-- start Provided material --
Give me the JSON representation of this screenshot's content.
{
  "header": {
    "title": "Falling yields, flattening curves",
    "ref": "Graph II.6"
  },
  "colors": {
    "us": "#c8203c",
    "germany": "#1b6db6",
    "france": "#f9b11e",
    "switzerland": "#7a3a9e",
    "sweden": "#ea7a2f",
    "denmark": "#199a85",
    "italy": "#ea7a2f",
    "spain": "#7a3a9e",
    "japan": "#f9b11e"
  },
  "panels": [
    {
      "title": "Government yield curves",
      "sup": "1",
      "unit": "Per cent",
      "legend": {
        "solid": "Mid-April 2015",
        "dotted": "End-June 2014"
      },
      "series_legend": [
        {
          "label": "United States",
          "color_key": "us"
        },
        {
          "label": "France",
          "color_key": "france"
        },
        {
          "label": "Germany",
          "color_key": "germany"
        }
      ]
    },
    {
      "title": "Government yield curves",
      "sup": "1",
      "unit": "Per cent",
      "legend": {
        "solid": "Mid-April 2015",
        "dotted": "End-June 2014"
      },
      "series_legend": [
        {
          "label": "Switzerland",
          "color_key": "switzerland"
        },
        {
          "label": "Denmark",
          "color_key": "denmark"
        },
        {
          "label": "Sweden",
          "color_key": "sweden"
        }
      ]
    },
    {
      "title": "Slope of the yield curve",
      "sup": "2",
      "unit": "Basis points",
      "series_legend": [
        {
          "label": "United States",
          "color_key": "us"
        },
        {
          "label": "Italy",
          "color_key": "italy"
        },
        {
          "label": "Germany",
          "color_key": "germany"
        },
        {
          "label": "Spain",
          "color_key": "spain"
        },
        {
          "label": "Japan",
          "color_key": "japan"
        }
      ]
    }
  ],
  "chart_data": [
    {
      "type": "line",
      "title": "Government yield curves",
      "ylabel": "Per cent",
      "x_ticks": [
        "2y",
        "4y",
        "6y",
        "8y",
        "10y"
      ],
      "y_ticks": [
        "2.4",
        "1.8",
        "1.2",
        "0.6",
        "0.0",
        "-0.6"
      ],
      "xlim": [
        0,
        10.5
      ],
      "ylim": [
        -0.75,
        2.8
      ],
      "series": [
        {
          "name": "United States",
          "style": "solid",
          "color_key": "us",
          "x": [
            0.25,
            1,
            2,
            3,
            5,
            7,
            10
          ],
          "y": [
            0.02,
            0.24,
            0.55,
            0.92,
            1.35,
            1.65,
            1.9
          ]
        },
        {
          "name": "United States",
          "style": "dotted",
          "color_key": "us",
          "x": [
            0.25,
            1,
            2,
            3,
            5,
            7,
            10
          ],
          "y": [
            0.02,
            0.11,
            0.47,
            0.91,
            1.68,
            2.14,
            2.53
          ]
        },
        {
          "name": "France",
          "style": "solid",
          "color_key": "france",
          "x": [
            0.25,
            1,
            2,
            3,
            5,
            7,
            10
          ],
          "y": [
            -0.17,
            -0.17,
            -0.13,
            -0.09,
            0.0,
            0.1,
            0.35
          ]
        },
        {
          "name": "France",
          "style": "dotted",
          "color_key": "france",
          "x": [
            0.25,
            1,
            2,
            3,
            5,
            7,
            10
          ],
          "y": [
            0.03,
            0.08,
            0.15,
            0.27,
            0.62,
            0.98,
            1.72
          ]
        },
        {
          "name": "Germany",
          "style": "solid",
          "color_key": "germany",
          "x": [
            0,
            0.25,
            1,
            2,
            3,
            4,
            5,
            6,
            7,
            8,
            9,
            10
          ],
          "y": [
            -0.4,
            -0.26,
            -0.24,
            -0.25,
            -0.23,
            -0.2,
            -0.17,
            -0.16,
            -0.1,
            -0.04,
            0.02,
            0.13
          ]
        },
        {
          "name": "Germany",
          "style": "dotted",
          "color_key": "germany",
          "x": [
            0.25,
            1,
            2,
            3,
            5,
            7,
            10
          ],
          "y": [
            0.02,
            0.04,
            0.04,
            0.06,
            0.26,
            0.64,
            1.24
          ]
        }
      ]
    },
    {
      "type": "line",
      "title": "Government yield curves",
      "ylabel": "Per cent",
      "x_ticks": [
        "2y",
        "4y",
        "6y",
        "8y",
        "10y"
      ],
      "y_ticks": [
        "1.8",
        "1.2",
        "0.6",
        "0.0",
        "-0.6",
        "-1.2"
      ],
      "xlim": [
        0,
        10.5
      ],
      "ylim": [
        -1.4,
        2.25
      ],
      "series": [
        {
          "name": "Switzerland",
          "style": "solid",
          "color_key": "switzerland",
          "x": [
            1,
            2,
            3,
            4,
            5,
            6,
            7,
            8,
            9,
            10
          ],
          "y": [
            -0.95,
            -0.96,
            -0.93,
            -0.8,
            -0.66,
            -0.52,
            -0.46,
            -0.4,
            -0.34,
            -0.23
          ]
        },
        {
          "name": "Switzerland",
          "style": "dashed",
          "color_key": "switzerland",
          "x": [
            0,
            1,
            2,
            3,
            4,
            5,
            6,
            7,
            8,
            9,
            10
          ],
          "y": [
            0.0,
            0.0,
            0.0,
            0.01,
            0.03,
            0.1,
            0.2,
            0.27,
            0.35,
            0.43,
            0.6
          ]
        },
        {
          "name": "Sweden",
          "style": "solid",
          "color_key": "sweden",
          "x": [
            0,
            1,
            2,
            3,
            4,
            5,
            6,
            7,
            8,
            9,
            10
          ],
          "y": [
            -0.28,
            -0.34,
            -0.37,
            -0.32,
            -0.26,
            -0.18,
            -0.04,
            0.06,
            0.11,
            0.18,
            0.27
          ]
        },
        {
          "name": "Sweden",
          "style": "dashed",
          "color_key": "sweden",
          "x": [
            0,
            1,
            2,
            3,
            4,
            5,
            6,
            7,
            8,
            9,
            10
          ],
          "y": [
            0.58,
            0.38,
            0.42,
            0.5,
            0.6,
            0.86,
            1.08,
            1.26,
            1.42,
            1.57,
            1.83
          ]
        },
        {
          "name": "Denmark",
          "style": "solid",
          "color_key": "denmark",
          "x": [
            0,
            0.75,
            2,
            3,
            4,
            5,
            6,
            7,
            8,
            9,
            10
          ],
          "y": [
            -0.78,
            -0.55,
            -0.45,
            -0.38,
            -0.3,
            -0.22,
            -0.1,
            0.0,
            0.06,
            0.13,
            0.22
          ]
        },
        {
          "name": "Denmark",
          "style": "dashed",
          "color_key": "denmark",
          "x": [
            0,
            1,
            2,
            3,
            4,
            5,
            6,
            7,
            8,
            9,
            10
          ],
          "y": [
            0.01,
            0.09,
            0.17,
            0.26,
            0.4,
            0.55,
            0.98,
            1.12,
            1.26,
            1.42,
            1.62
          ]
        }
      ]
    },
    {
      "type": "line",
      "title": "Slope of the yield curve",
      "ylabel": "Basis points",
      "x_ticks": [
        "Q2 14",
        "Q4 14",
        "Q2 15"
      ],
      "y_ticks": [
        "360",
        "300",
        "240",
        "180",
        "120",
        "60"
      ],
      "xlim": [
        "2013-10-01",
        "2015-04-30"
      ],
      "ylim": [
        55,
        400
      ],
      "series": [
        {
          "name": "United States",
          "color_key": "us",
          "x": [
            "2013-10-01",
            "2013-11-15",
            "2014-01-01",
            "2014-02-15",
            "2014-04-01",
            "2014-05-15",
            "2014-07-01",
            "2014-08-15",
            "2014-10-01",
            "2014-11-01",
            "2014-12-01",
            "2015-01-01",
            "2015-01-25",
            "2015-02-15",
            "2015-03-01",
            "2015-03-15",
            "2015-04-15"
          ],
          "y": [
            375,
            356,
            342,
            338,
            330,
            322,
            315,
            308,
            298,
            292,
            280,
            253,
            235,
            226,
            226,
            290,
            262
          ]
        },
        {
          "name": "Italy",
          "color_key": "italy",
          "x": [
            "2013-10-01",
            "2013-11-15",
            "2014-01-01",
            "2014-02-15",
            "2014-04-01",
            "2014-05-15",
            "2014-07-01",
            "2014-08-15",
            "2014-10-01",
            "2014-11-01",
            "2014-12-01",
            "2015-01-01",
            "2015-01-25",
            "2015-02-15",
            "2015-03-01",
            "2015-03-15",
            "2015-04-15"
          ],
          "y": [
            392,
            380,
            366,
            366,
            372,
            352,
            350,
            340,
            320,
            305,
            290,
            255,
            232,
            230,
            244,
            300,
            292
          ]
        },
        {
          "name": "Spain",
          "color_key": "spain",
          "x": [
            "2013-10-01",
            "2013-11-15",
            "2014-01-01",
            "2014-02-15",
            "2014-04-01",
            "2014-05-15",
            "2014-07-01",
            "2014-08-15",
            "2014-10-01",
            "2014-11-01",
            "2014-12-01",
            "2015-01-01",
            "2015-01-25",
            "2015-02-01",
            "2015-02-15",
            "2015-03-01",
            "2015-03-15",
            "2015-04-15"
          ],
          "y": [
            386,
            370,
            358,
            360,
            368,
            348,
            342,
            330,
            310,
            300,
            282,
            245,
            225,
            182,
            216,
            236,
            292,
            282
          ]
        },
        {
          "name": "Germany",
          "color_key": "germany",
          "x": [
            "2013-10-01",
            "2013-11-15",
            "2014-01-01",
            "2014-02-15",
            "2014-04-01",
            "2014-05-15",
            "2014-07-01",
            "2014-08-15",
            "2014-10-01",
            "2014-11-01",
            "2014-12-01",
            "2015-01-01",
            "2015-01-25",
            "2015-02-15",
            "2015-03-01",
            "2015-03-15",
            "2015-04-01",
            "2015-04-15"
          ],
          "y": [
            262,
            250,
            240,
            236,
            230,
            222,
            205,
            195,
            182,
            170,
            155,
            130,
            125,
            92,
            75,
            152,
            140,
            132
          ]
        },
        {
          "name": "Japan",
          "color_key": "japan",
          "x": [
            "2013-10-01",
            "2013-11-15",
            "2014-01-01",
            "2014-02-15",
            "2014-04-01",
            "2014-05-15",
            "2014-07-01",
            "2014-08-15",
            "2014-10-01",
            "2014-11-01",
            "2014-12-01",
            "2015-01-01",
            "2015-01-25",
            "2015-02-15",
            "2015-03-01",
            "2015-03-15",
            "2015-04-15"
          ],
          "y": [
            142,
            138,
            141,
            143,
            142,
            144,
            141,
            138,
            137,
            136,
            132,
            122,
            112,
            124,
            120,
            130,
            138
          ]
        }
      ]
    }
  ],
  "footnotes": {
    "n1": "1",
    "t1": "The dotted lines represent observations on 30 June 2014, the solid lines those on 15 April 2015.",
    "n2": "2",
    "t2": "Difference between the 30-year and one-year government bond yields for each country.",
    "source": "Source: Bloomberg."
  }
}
-- end Provided material --
_Required task_
Tell how many lines include "Basis". The number is the whole answer.

_Problem solution_
2